## TASK OBJECTIVE
Report all lines holding "بعضهم".

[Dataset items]
# # #

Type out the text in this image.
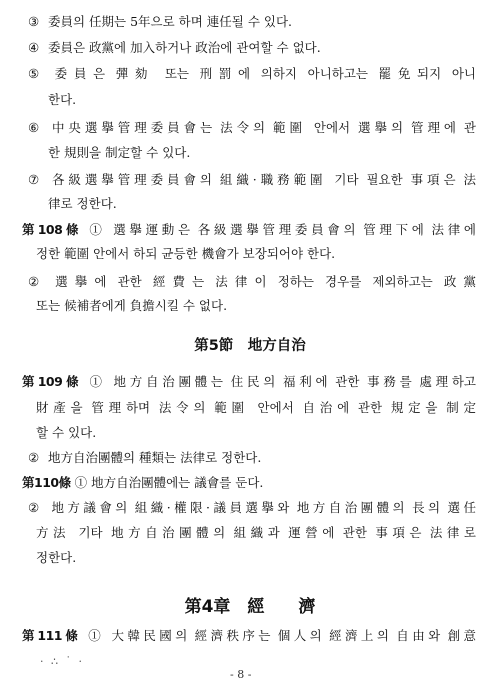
③ 委員의 任期는 5年으로 하며 連任될 수 있다.
④ 委員은 政黨에 加入하거나 政治에 관여할 수 없다.
⑤ 委員은 彈劾 또는 刑罰에 의하지 아니하고는 罷免되지 아니
한다.
⑥ 中央選擧管理委員會는 法令의 範圍 안에서 選擧의 管理에 관
한 規則을 制定할 수 있다.
⑦ 各級選擧管理委員會의 組織·職務範圍 기타 필요한 事項은 法
律로 정한다.
第108條 ① 選擧運動은 各級選擧管理委員會의 管理下에 法律에
정한 範圍 안에서 하되 균등한 機會가 보장되어야 한다.
② 選擧에 관한 經費는 法律이 정하는 경우를 제외하고는 政黨
또는 候補者에게 負擔시킬 수 없다.
第5節　地方自治
第109條 ① 地方自治團體는 住民의 福利에 관한 事務를 處理하고
財產을 管理하며 法令의 範圍 안에서 自治에 관한 規定을 制定
할 수 있다.
② 地方自治團體의 種類는 法律로 정한다.
第110條 ① 地方自治團體에는 議會를 둔다.
② 地方議會의 組織·權限·議員選擧와 地方自治團體의 長의 選任
方法 기타 地方自治團體의 組織과 運營에 관한 事項은 法律로
정한다.
第4章　經　　濟
第111條 ① 大韓民國의 經濟秩序는 個人의 經濟上의 自由와 創意
· ∴ ˙ ·
- 8 -
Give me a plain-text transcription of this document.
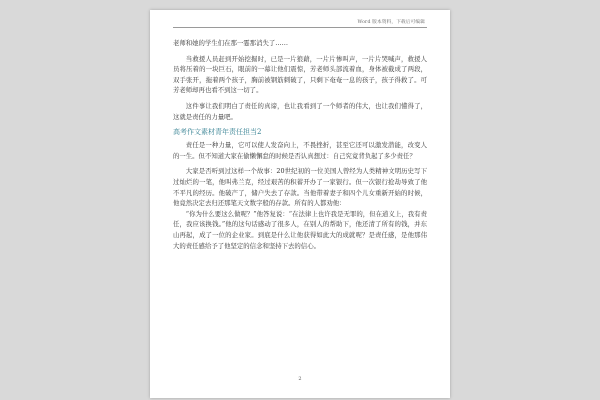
Word 版本资料，下载后可编辑

老师和她的学生们在那一霎那消失了……

当救援人员赶到开始挖掘时，已是一片狼藉，一片片惨叫声，一片片哭喊声，救援人员将压着的一块巨石，眼前的一幕让他们震惊，芳老师头部流着血，身体被截成了两段，双手张开，拖着两个孩子，胸前被钢筋刺破了，只剩下奄奄一息的孩子，孩子得救了。可芳老师却再也看不到这一切了。

这件事让我们明白了责任的真谛，也让我看到了一个师者的伟大，也让我们懂得了，这就是责任的力量吧。

高考作文素材青年责任担当2

责任是一种力量，它可以使人发奋向上，不畏挫折，甚至它还可以激发潜能，改变人的一生。但不知道大家在偷懒懈怠的时候是否认真想过：自己究竟背负起了多少责任？

大家是否听到过这样一个故事：20世纪初的一位美国人曾经为人类精神文明历史写下过灿烂的一笔，他叫弗兰克，经过艰苦的积蓄开办了一家银行。但一次银行抢劫导致了他不平凡的经历。他破产了，储户失去了存款。当他带着妻子和四个儿女重新开始的时候，他竟然决定去归还那笔天文数字般的存款。所有的人都劝他：

“你为什么要这么做呢？”他答复说：“在法律上也许我是无罪的，但在道义上，我有责任，我应该换钱。”他的这句话感动了很多人，在别人的帮助下，他还清了所有的钱，并东山再起，成了一位的企业家。到底是什么让他获得如此大的成就呢？是责任感，是他那伟大的责任感给予了他坚定的信念和坚持下去的信心。

2
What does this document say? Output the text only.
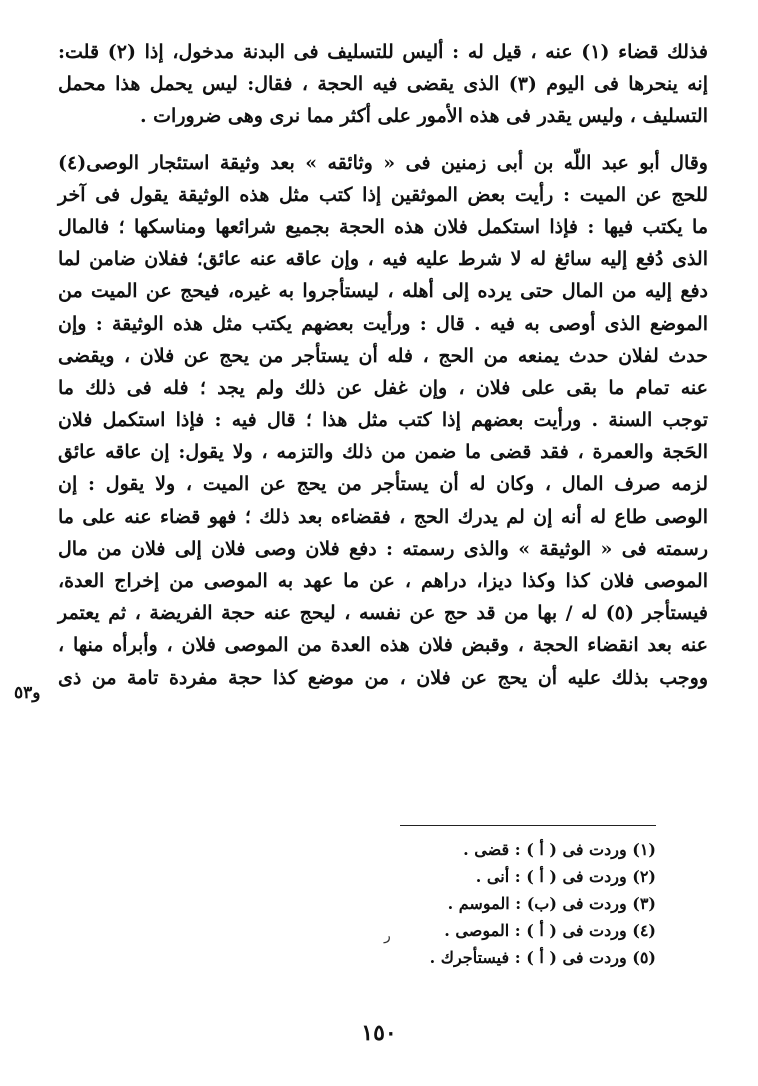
فذلك قضاء (١) عنه ، قيل له : أليس للتسليف فى البدنة مدخول، إذا (٢) قلت:
إنه ينحرها فى اليوم (٣) الذى يقضى فيه الحجة ، فقال: ليس يحمل هذا محمل
التسليف ، وليس يقدر فى هذه الأمور على أكثر مما نرى وهى ضرورات .
وقال أبو عبد اللّه بن أبى زمنين فى « وثائقه » بعد وثيقة استئجار الوصى(٤)
للحج عن الميت : رأيت بعض الموثقين إذا كتب مثل هذه الوثيقة يقول فى آخر
ما يكتب فيها : فإذا استكمل فلان هذه الحجة بجميع شرائعها ومناسكها ؛ فالمال
الذى دُفع إليه سائغ له لا شرط عليه فيه ، وإن عاقه عنه عائق؛ ففلان ضامن لما
دفع إليه من المال حتى يرده إلى أهله ، ليستأجروا به غيره، فيحج عن الميت من
الموضع الذى أوصى به فيه . قال : ورأيت بعضهم يكتب مثل هذه الوثيقة : وإن
حدث لفلان حدث يمنعه من الحج ، فله أن يستأجر من يحج عن فلان ، ويقضى
عنه تمام ما بقى على فلان ، وإن غفل عن ذلك ولم يجد ؛ فله فى ذلك ما
توجب السنة . ورأيت بعضهم إذا كتب مثل هذا ؛ قال فيه : فإذا استكمل فلان
الحَجة والعمرة ، فقد قضى ما ضمن من ذلك والتزمه ، ولا يقول: إن عاقه عائق
لزمه صرف المال ، وكان له أن يستأجر من يحج عن الميت ، ولا يقول : إن
الوصى طاع له أنه إن لم يدرك الحج ، فقضاءه بعد ذلك ؛ فهو قضاء عنه على ما
رسمته فى « الوثيقة » والذى رسمته : دفع فلان وصى فلان إلى فلان من مال
الموصى فلان كذا وكذا ديزا، دراهم ، عن ما عهد به الموصى من إخراج العدة،
فيستأجر (٥) له / بها من قد حج عن نفسه ، ليحج عنه حجة الفريضة ، ثم يعتمر
عنه بعد انقضاء الحجة ، وقبض فلان هذه العدة من الموصى فلان ، وأبرأه منها ،
ووجب بذلك عليه أن يحج عن فلان ، من موضع كذا حجة مفردة تامة من ذى
و٥٣
(١) وردت فى ( أ ) : قضى .
(٢) وردت فى ( أ ) : أنى .
(٣) وردت فى (ب) : الموسم .
(٤) وردت فى ( أ ) : الموصى .
(٥) وردت فى ( أ ) : فيستأجرك .
ر
١٥٠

# # #

## WORKED SOLUTION
الموضع الذى أوصى به فيه . قال : ورأيت بعضهم يكتب مثل هذه الوثيقة : وإن
توجب السنة . ورأيت بعضهم إذا كتب مثل هذا ؛ قال فيه : فإذا استكمل فلان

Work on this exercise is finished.